Reproduce each line that includes the word "style".

Stored records
+ + +

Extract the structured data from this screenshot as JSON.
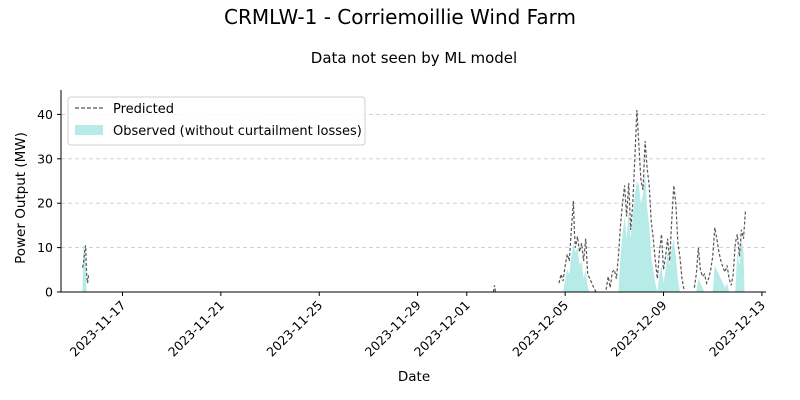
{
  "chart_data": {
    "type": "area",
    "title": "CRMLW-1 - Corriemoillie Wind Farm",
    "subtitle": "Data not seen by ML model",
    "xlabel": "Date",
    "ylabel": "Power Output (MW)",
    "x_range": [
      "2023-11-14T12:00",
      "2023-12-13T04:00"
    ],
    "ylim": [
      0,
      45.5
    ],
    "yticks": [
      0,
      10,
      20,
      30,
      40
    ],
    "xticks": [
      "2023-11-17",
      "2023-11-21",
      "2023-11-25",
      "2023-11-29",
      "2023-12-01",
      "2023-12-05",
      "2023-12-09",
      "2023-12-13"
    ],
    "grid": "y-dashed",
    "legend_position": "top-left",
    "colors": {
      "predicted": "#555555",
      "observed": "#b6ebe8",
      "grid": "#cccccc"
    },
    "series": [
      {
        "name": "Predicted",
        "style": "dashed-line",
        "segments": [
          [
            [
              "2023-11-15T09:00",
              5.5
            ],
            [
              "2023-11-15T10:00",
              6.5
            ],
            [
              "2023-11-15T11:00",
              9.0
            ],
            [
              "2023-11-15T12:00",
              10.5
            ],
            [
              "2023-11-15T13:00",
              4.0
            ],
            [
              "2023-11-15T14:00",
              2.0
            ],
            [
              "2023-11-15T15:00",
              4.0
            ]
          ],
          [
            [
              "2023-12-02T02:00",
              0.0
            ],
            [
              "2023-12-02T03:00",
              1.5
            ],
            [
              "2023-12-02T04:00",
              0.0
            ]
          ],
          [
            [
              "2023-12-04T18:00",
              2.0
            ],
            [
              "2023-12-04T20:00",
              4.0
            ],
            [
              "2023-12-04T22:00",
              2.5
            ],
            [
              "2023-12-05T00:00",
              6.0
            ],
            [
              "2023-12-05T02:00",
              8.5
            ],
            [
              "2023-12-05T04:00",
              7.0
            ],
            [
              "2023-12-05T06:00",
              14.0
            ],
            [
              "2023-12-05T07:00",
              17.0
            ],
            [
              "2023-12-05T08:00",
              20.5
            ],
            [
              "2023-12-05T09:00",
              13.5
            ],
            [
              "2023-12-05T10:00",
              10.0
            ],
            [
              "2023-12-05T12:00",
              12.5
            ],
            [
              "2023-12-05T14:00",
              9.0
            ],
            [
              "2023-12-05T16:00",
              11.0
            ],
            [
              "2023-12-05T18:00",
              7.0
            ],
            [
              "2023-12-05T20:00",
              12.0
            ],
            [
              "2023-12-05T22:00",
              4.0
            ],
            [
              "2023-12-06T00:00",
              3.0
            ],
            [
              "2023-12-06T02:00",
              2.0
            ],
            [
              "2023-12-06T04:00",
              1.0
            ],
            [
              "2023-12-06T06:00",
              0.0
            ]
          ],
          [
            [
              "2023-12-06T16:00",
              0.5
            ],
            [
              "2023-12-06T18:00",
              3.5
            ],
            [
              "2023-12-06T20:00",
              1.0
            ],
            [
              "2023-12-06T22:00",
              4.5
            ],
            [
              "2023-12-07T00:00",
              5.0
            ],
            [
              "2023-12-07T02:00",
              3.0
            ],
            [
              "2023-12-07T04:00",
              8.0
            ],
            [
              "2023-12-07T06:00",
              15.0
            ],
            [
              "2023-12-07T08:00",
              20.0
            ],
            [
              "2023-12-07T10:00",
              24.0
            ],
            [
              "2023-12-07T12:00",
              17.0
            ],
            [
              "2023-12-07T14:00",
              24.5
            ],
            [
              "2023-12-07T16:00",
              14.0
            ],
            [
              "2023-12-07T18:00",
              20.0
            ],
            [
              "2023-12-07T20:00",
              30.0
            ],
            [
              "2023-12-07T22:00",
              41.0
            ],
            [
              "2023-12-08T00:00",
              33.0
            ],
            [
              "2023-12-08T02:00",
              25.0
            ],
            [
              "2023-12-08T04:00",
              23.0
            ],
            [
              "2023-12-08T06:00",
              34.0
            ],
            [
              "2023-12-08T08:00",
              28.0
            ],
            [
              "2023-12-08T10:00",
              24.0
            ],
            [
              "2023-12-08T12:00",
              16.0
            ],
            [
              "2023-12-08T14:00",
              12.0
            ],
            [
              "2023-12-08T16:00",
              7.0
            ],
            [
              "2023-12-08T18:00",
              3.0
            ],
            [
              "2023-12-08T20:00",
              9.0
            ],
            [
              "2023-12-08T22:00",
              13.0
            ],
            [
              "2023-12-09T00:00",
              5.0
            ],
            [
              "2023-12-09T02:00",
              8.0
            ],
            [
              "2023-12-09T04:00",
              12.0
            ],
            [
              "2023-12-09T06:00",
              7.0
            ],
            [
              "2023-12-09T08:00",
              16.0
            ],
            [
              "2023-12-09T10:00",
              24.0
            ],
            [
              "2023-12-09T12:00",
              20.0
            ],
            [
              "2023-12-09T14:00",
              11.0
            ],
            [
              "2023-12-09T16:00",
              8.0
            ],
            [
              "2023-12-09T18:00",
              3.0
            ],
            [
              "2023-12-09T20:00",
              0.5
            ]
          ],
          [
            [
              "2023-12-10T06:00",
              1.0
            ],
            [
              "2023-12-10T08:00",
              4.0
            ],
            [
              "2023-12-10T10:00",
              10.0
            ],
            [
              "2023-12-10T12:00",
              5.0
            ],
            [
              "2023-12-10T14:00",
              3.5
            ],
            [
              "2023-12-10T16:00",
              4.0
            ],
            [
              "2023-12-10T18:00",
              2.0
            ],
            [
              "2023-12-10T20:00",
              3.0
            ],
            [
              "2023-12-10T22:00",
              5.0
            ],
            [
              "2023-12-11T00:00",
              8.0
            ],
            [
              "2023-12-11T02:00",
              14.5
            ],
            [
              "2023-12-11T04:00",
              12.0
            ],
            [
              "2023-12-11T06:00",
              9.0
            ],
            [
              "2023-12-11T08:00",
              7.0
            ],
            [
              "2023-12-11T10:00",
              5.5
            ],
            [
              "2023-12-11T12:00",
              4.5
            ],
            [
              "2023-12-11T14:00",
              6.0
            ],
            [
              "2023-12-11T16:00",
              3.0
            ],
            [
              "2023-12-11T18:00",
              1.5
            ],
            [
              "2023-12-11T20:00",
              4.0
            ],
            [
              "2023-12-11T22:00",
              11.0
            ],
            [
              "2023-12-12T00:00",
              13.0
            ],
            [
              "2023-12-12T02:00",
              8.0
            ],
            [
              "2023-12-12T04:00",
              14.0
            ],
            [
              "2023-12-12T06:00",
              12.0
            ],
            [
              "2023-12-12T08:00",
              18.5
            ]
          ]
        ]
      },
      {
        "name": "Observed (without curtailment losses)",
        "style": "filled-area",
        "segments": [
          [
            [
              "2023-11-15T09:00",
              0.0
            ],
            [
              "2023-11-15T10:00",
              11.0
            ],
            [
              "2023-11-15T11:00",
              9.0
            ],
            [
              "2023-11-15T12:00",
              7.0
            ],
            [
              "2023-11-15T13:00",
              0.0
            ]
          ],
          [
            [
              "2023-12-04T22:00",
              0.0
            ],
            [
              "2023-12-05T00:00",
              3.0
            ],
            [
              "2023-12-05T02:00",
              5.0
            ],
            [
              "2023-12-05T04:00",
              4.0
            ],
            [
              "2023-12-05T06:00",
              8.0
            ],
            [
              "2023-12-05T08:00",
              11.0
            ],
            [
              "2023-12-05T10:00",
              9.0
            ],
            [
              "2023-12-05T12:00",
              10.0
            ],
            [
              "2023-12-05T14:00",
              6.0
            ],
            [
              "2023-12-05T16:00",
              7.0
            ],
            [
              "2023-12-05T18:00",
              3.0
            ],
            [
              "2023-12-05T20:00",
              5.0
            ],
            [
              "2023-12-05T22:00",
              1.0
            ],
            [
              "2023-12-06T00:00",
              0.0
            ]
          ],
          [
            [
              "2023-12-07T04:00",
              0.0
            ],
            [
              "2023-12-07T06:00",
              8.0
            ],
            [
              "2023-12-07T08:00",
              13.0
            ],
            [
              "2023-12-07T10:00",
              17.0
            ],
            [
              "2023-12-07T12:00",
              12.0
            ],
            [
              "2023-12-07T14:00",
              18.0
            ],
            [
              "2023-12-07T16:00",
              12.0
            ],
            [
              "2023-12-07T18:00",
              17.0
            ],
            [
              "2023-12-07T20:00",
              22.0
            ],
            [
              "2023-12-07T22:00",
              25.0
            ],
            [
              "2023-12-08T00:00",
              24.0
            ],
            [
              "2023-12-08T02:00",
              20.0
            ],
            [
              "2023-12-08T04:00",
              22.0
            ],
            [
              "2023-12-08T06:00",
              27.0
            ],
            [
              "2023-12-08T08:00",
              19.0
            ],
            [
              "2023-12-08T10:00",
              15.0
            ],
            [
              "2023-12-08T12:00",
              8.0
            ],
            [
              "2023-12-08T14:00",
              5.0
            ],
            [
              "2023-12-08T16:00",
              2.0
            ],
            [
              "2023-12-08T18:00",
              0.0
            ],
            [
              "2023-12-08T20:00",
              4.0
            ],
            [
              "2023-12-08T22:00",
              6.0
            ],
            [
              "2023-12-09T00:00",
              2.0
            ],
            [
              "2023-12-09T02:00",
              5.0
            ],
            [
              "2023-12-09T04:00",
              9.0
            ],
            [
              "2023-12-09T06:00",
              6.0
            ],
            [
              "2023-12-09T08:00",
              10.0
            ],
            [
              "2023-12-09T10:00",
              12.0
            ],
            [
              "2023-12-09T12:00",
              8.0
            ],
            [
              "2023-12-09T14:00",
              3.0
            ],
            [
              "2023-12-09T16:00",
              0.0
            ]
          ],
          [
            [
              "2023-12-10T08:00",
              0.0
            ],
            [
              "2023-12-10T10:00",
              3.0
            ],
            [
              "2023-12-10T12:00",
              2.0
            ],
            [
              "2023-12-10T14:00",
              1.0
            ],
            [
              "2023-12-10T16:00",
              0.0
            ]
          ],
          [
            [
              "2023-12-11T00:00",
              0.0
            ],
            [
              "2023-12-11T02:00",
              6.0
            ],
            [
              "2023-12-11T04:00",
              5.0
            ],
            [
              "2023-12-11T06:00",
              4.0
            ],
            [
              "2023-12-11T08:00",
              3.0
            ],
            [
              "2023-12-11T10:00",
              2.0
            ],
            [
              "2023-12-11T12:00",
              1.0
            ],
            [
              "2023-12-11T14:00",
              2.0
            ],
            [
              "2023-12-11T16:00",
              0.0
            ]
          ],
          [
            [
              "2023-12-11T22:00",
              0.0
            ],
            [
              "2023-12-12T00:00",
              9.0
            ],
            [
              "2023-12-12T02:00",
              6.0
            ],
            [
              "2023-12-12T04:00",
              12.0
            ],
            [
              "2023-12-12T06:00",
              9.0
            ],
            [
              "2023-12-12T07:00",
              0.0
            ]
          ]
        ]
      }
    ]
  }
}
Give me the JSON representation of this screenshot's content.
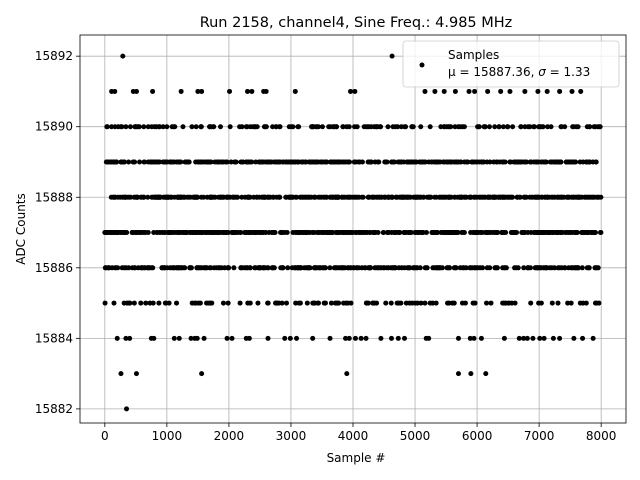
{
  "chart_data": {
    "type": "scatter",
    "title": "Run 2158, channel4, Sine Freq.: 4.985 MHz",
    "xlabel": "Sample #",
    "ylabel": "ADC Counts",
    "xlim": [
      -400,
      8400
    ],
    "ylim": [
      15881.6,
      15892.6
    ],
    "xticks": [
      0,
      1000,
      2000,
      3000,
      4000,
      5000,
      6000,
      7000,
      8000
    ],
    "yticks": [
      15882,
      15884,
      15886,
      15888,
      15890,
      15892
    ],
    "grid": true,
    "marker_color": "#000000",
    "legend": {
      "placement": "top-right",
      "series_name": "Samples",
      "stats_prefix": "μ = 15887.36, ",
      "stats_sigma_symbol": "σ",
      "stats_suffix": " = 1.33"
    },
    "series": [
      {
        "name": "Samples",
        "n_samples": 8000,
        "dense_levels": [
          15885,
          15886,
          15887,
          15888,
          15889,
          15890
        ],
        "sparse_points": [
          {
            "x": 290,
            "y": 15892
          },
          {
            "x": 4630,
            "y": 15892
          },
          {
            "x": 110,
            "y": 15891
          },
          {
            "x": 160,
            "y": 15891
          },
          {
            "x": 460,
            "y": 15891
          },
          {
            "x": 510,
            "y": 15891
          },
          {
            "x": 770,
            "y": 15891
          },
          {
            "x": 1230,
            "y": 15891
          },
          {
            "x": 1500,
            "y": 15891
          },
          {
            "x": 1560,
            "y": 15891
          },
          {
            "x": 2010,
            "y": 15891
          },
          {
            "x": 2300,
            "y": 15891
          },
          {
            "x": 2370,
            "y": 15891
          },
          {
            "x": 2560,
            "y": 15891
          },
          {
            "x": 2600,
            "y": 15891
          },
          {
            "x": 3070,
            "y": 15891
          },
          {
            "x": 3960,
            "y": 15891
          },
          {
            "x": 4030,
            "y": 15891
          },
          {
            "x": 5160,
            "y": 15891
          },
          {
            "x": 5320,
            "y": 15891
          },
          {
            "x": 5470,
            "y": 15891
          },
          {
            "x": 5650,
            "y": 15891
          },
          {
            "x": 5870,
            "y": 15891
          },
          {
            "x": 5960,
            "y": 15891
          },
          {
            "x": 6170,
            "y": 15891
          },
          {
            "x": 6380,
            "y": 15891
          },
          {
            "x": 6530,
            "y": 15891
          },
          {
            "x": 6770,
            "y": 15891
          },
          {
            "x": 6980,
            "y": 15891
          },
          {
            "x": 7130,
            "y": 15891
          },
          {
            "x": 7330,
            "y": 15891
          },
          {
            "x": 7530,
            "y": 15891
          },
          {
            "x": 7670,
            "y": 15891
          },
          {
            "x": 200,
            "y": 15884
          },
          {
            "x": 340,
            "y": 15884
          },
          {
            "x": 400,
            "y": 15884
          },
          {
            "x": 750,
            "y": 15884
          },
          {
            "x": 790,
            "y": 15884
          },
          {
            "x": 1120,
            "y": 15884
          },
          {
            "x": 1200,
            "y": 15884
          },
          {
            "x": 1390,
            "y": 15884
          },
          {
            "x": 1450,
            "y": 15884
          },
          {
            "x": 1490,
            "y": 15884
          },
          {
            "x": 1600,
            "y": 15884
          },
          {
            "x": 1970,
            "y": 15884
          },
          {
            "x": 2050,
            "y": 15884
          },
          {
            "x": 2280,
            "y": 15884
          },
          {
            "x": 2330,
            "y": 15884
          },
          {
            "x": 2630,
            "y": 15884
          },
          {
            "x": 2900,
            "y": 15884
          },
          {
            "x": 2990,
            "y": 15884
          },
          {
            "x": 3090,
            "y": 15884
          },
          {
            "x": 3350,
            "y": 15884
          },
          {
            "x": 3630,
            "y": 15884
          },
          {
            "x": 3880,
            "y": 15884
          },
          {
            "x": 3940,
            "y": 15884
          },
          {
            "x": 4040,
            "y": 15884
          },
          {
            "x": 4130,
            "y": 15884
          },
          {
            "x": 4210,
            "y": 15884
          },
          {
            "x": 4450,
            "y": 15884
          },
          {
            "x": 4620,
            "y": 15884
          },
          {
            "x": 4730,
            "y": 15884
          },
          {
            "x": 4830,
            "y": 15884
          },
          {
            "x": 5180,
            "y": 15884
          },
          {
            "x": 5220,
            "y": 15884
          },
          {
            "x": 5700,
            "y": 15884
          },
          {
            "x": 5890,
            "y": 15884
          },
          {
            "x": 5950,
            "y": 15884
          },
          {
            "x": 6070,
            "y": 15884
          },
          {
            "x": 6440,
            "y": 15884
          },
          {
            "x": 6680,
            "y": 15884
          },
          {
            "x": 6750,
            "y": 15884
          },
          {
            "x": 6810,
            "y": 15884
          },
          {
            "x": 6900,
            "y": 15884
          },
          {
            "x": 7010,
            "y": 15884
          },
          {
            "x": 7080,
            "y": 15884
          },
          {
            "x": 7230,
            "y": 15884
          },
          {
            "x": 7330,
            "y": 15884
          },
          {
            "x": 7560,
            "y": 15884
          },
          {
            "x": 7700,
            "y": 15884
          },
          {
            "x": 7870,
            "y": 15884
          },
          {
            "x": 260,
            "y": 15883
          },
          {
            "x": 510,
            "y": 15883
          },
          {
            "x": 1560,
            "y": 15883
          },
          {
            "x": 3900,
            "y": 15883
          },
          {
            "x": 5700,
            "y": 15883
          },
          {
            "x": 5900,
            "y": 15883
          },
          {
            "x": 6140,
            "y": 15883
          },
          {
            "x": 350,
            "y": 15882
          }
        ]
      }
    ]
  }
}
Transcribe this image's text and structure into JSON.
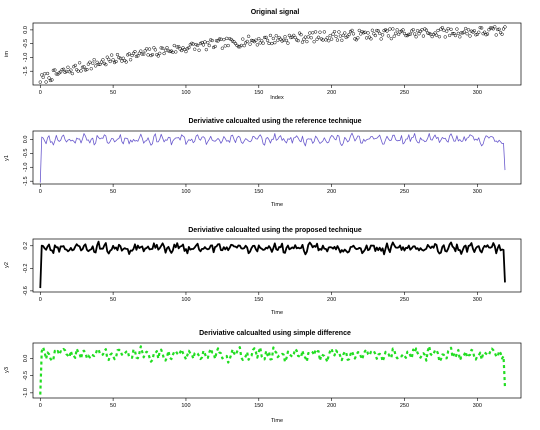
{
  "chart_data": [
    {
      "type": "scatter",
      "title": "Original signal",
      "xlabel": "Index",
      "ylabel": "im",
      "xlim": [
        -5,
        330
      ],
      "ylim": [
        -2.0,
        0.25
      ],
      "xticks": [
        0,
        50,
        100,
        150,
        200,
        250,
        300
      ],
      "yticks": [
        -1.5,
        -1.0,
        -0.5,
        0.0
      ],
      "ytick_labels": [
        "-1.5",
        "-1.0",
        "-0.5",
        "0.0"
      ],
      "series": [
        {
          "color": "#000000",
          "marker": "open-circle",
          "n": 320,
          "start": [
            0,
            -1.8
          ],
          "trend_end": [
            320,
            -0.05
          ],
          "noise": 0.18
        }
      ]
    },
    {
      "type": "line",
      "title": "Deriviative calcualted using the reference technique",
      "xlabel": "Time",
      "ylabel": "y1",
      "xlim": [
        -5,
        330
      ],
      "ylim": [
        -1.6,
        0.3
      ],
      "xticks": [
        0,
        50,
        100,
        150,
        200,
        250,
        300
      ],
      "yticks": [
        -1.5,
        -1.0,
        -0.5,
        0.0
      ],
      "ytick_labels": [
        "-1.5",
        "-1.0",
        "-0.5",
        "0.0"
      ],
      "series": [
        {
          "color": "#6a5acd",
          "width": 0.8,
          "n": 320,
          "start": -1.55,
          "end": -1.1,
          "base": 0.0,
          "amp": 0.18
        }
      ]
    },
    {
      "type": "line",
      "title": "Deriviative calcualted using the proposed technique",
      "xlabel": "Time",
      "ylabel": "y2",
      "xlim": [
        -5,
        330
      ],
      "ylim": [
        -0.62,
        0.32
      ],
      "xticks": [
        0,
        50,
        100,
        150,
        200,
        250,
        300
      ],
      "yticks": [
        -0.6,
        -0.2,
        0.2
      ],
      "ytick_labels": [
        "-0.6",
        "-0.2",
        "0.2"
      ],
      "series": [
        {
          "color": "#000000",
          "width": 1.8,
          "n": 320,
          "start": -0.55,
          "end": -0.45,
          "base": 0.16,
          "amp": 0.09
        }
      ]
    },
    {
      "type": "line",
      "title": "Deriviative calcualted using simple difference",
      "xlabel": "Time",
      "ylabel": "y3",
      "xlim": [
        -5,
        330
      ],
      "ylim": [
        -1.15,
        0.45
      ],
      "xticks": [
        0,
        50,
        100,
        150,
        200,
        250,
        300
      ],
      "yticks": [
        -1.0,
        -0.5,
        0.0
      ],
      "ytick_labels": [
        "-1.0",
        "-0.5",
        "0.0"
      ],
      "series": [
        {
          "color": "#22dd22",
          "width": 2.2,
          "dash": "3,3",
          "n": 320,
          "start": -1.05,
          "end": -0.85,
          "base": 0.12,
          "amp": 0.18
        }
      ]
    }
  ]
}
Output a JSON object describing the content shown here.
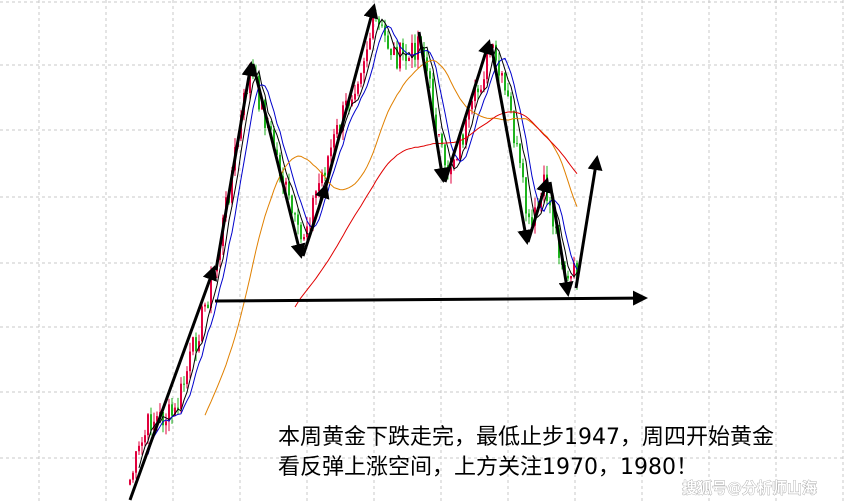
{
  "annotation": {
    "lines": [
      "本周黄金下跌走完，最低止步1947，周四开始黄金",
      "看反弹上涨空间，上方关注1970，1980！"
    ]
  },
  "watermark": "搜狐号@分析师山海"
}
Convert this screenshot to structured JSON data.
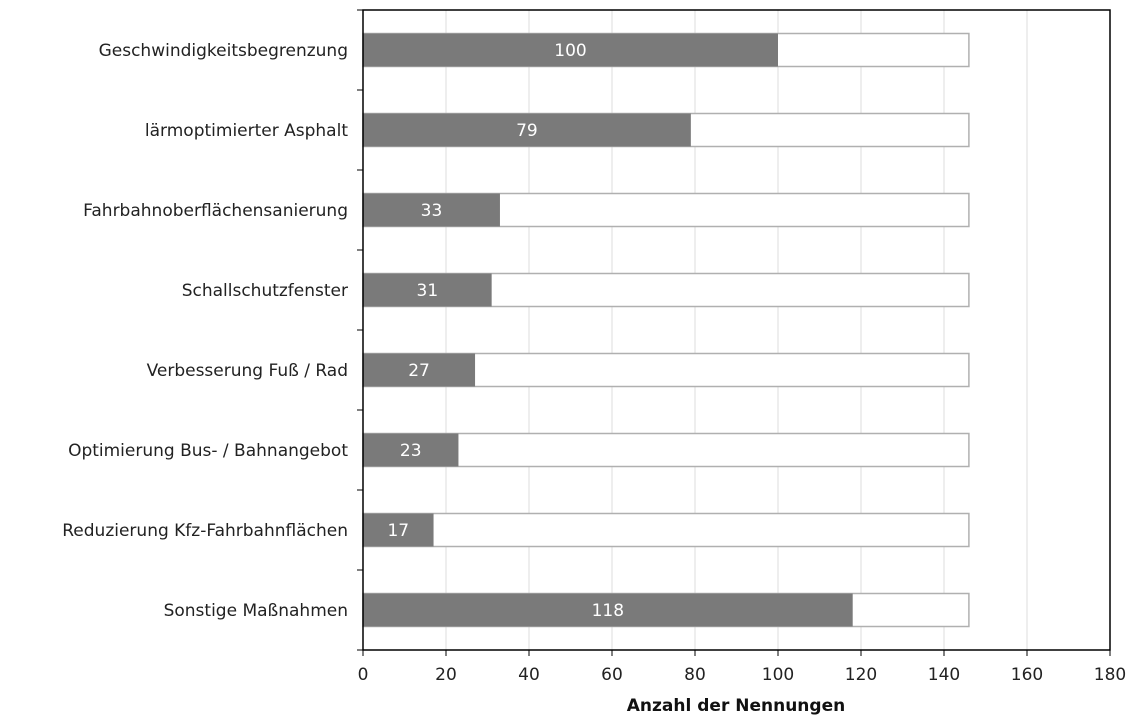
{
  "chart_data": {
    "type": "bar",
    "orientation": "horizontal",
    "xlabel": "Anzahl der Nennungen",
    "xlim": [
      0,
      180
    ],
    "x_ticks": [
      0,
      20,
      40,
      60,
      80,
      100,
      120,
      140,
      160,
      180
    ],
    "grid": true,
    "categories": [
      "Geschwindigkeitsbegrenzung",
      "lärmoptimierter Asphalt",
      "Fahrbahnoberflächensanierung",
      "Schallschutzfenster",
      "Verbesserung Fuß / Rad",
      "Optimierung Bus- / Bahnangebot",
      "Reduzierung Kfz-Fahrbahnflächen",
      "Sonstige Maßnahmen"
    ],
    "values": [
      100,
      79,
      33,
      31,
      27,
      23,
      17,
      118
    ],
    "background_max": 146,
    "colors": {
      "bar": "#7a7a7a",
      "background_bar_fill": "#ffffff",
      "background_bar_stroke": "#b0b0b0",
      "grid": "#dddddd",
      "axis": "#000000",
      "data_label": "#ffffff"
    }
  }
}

+ + +

Output below
        "style": "dashed-line",
        "style": "filled-area",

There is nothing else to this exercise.